Entries:
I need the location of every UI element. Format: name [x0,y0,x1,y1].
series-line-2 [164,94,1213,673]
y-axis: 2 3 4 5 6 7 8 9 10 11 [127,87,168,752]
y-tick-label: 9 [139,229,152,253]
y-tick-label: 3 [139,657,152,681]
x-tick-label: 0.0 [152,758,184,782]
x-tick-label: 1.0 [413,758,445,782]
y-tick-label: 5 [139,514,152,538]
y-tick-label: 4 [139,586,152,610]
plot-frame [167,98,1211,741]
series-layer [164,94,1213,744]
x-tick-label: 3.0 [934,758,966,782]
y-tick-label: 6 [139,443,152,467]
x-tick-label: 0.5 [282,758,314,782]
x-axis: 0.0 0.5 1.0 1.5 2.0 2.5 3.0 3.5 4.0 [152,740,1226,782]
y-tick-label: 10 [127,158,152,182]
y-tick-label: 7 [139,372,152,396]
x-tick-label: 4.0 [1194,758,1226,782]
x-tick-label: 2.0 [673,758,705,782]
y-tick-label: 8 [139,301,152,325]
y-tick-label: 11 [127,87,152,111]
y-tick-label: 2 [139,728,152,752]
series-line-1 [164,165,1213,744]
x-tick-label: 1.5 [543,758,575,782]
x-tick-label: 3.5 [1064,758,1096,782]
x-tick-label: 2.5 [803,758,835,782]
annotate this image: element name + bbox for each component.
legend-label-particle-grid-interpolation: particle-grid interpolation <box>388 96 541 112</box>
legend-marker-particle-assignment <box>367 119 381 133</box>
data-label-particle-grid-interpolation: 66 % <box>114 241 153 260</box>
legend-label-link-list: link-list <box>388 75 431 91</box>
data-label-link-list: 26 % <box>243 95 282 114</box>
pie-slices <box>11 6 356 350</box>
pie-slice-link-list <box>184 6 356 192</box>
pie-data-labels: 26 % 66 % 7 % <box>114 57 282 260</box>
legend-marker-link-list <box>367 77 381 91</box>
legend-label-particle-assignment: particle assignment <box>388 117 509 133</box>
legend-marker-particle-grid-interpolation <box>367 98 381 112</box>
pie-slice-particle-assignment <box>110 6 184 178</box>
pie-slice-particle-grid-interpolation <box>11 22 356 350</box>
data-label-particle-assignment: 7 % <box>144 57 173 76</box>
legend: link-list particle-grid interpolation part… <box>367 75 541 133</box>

Written exercise: Reproduce every line of the records above verbatim, with no changes.

Correct answer:
I need the location of every UI element. Format: name [x0,y0,x1,y1].
series-line-2 [164,94,1213,673]
y-axis: 2 3 4 5 6 7 8 9 10 11 [127,87,168,752]
y-tick-label: 9 [139,229,152,253]
y-tick-label: 3 [139,657,152,681]
x-tick-label: 0.0 [152,758,184,782]
x-tick-label: 1.0 [413,758,445,782]
y-tick-label: 5 [139,514,152,538]
y-tick-label: 4 [139,586,152,610]
plot-frame [167,98,1211,741]
series-layer [164,94,1213,744]
x-tick-label: 3.0 [934,758,966,782]
y-tick-label: 6 [139,443,152,467]
x-tick-label: 0.5 [282,758,314,782]
x-axis: 0.0 0.5 1.0 1.5 2.0 2.5 3.0 3.5 4.0 [152,740,1226,782]
y-tick-label: 10 [127,158,152,182]
y-tick-label: 7 [139,372,152,396]
x-tick-label: 4.0 [1194,758,1226,782]
x-tick-label: 2.0 [673,758,705,782]
y-tick-label: 8 [139,301,152,325]
y-tick-label: 11 [127,87,152,111]
y-tick-label: 2 [139,728,152,752]
series-line-1 [164,165,1213,744]
x-tick-label: 1.5 [543,758,575,782]
x-tick-label: 3.5 [1064,758,1096,782]
x-tick-label: 2.5 [803,758,835,782]
annotate this image: element name + bbox for each component.
legend-label-particle-grid-interpolation: particle-grid interpolation <box>388 96 541 112</box>
legend-marker-particle-assignment <box>367 119 381 133</box>
data-label-particle-grid-interpolation: 66 % <box>114 241 153 260</box>
legend-label-link-list: link-list <box>388 75 431 91</box>
data-label-link-list: 26 % <box>243 95 282 114</box>
pie-slices <box>11 6 356 350</box>
pie-slice-link-list <box>184 6 356 192</box>
pie-data-labels: 26 % 66 % 7 % <box>114 57 282 260</box>
legend-marker-link-list <box>367 77 381 91</box>
legend-label-particle-assignment: particle assignment <box>388 117 509 133</box>
legend-marker-particle-grid-interpolation <box>367 98 381 112</box>
pie-slice-particle-assignment <box>110 6 184 178</box>
pie-slice-particle-grid-interpolation <box>11 22 356 350</box>
data-label-particle-assignment: 7 % <box>144 57 173 76</box>
legend: link-list particle-grid interpolation part… <box>367 75 541 133</box>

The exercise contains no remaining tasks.